**文档:**
------------------------

如需查看完整输出示例，请参阅处理器输出示例。

语言提示

OCR 处理器支持您定义的语言提示，以提高 OCR 引擎性能。应用语言提示后，OCR 会针对所选语言（而非推断出的语言）进行优化。

输入

通过将 ProcessOptions.ocrConfig.hints[].languageHints[] 设置为 BCP-47 语言代码列表来启用。

  {
    "rawDocument": {
      "mimeType": "MIME_TYPE",
      "content": "IMAGE_CONTENT"
    },
    "processOptions": {
      "ocrConfig": {
        "hints": {
          "languageHints": ["en", "es"]
        }
      }
    }
  }

如需查看完整输出示例，请参阅处理器输出示例。

符号检测

在文档响应中填充符号（或单个字母）级数据。

输入

在处理请求中将 ProcessOptions.ocrConfig.enableSymbol 设置为 true 即可启用。

  {
    "rawDocument": {
      "mimeType": "MIME_TYPE",
      "content": "IMAGE_CONTENT"
    },
    "processOptions": {
      "ocrConfig": {
        "enableSymbol": true
      }
    }
  }

输出

如果此功能处于启用状态，系统会填充 Document.pages[].symbols[] 字段。

如需查看完整输出示例，请参阅处理器输出示例。

------------------------

元素位置数据:
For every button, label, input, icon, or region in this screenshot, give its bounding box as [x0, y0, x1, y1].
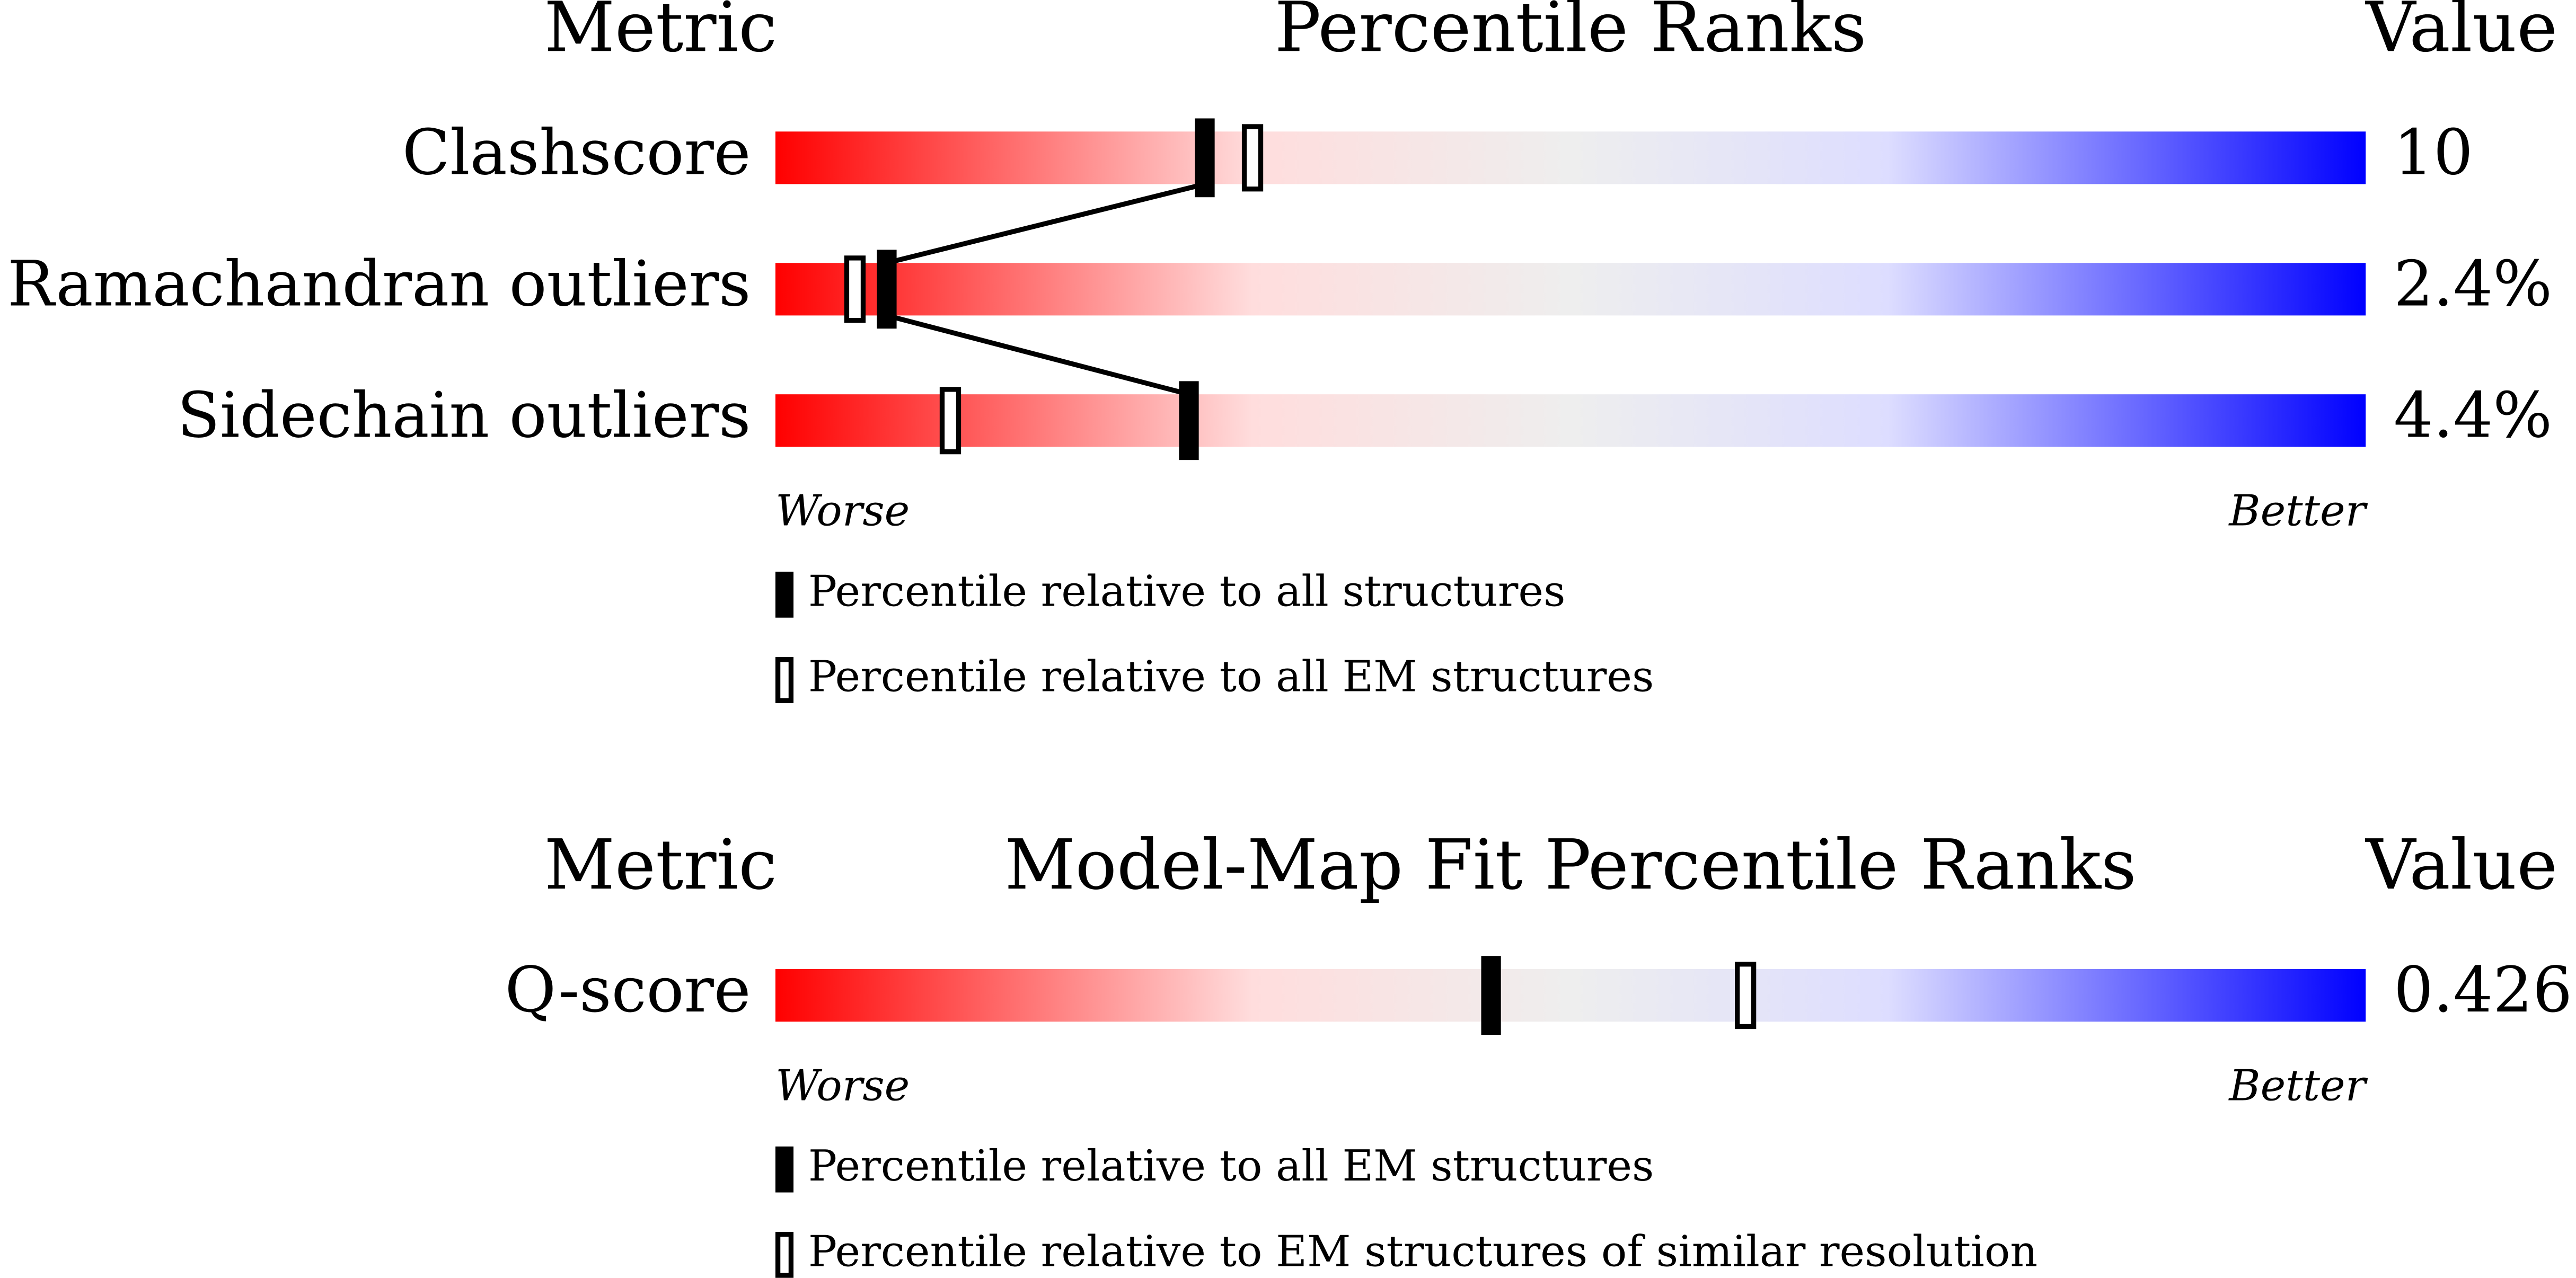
- legend-icon-em: [775, 657, 794, 703]
- legend-text: Percentile relative to all EM structures: [808, 1141, 1654, 1191]
- metric-label: Clashscore: [402, 116, 751, 189]
- legend-icon-all: [775, 571, 794, 618]
- panel-title: Model-Map Fit Percentile Ranks: [1004, 824, 2137, 905]
- connector: [886, 181, 1206, 265]
- marker-em: [939, 387, 961, 455]
- connector: [886, 313, 1190, 397]
- panel-title: Percentile Ranks: [1275, 0, 1867, 67]
- metric-label: Q-score: [505, 954, 751, 1026]
- slider-bar: [775, 263, 2366, 316]
- metric-header: Metric: [544, 824, 777, 905]
- legend-text: Percentile relative to EM structures of …: [808, 1227, 2037, 1276]
- slider-bar: [775, 969, 2366, 1022]
- marker-em: [1734, 962, 1757, 1030]
- better-label: Better: [2228, 1061, 2368, 1111]
- slider-bar: [775, 131, 2366, 184]
- metric-value: 4.4%: [2394, 379, 2552, 451]
- legend-icon-all: [775, 1146, 794, 1193]
- marker-all: [1481, 956, 1501, 1035]
- worse-label: Worse: [775, 486, 910, 536]
- metric-value: 2.4%: [2394, 247, 2552, 320]
- legend-icon-em: [775, 1231, 794, 1278]
- metric-header: Metric: [544, 0, 777, 67]
- value-header: Value: [2365, 0, 2557, 67]
- better-label: Better: [2228, 486, 2368, 536]
- worse-label: Worse: [775, 1061, 910, 1111]
- metric-value: 0.426: [2394, 954, 2572, 1026]
- metric-label: Sidechain outliers: [177, 379, 751, 451]
- legend-text: Percentile relative to all structures: [808, 566, 1566, 616]
- marker-em: [844, 255, 866, 323]
- slider-bar: [775, 394, 2366, 447]
- marker-em: [1241, 124, 1264, 192]
- metric-label: Ramachandran outliers: [7, 247, 751, 320]
- metric-value: 10: [2394, 116, 2473, 189]
- value-header: Value: [2365, 824, 2557, 905]
- legend-text: Percentile relative to all EM structures: [808, 652, 1654, 702]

------------------------

**任务说明:** 续写上面介绍 OCR 处理器选项的文档，从它的最后一句之后接着写。

**最终答案:**
内置 PDF 解析

从数字 PDF 文件中提取嵌入文本。启用此功能后，如果存在数字文本，系统会自动使用内置的数字 PDF 模型。如果有非数字文本，系统会自动使用光学 OCR 模型。用户会收到合并后的文本结果。

输入

在处理请求中将 ProcessOptions.ocrConfig.enableNativePdfParsing 设置为 true 即可启用。

  {
    "rawDocument": {
      "mimeType": "MIME_TYPE",
      "content": "IMAGE_CONTENT"
    },
    "processOptions": {
      "ocrConfig": {
        "enableNativePdfParsing": true
      }
    }
  }

框内字符检测

默认情况下，Enterprise Document OCR 启用了检测器，以提高位于框内的字符的文本提取质量。示例如下：

enterprise-document-ocr-1

如果框内字符的 OCR 质量有问题，您可以停用此功能。

输入

在处理请求中将 ProcessOptions.ocrConfig.disableCharacterBoxesDetection 设置为 true 即可停用。

  {
    "rawDocument": {
      "mimeType": "MIME_TYPE",
      "content": "IMAGE_CONTENT"
    },
    "processOptions": {
      "ocrConfig": {
        "disableCharacterBoxesDetection": true
      }
    }
  }

旧版布局

如果您需要启用启发词语布局检测算法，可以启用旧版布局，它可作为当前基于机器学习的布局检测算法的替代方案。这不是推荐的配置。客户可以根据其文档工作流选择最合适的布局算法。

输入

在处理请求中将 ProcessOptions.ocrConfig.advancedOcrOptions 设置为 ["legacy_layout"] 即可启用。

  {
    "rawDocument": {
      "mimeType": "MIME_TYPE",
      "content": "IMAGE_CONTENT"
    },
    "processOptions": {
      "ocrConfig": {
          "advancedOcrOptions": ["legacy_layout"]
      }
    }
  }

指定页面范围

默认情况下，OCR 会从文档中的所有页面提取文本和布局信息。您可以选择特定的页码或页面范围，并仅从这些页面中提取文本。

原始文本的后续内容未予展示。